Count how many lines contain "will" and reply with that number only.
Start Task inputs
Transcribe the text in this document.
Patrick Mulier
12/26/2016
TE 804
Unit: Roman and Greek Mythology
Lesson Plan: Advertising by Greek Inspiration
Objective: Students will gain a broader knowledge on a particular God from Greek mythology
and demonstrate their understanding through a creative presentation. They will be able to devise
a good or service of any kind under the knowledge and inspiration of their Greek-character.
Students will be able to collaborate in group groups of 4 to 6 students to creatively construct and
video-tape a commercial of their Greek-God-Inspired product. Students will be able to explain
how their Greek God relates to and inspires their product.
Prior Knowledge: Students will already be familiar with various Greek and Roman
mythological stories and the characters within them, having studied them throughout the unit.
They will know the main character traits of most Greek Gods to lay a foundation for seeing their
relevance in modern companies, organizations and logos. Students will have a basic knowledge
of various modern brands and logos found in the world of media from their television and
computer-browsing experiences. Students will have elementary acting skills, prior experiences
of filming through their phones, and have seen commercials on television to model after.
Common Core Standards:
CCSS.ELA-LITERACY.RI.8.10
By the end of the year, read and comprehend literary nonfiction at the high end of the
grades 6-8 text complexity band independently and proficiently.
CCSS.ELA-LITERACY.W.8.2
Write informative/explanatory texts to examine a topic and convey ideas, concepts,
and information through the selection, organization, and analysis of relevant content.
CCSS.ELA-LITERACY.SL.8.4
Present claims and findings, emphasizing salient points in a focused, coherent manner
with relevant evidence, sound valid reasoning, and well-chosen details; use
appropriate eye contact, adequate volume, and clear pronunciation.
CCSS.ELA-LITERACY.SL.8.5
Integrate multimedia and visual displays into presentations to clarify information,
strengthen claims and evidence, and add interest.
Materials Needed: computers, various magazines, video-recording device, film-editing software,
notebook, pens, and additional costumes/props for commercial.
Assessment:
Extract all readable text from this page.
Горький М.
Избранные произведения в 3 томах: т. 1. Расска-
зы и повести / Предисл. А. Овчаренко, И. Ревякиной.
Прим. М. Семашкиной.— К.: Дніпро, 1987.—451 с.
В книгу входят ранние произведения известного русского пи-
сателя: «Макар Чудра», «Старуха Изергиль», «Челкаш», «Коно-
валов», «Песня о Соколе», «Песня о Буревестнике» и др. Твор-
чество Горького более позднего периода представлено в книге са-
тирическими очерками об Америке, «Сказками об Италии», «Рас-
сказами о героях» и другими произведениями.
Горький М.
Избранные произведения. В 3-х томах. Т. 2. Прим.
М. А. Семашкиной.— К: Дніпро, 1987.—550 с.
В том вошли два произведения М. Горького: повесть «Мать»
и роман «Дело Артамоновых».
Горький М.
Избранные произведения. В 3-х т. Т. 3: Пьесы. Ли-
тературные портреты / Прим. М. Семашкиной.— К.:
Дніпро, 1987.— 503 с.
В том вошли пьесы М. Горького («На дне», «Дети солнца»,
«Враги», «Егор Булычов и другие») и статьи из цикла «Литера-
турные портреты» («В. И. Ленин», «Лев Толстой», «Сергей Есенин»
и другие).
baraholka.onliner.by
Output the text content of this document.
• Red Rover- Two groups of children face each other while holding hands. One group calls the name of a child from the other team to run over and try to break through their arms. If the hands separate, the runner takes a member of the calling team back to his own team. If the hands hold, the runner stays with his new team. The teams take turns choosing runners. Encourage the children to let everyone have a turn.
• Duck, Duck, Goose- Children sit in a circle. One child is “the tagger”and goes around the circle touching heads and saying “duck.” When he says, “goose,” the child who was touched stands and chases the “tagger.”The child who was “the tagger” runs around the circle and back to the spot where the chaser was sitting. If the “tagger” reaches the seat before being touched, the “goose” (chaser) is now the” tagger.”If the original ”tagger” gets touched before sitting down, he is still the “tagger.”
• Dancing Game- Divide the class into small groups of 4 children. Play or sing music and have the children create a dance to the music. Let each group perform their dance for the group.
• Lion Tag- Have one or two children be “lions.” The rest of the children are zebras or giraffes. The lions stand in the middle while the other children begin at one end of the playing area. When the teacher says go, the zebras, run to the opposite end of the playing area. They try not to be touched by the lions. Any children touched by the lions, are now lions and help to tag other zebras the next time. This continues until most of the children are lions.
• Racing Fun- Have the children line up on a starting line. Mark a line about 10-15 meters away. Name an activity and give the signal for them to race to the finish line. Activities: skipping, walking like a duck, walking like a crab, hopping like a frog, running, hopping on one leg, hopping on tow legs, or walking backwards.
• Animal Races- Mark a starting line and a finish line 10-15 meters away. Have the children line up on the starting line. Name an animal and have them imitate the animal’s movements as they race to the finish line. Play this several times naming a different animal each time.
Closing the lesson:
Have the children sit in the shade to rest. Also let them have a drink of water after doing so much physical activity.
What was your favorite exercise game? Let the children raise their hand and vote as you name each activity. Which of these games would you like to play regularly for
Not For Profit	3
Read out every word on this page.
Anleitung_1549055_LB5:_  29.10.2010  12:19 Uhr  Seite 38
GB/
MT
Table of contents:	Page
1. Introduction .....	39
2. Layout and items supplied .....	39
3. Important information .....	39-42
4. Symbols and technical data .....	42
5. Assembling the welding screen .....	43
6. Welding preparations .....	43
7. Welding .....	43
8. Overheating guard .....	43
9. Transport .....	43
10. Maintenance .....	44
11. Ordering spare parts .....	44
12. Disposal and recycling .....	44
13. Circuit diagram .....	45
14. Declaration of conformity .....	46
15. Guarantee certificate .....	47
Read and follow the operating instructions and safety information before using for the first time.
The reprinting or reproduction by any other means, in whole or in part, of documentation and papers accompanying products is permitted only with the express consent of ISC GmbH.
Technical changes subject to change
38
End Task inputs
**Solution**
8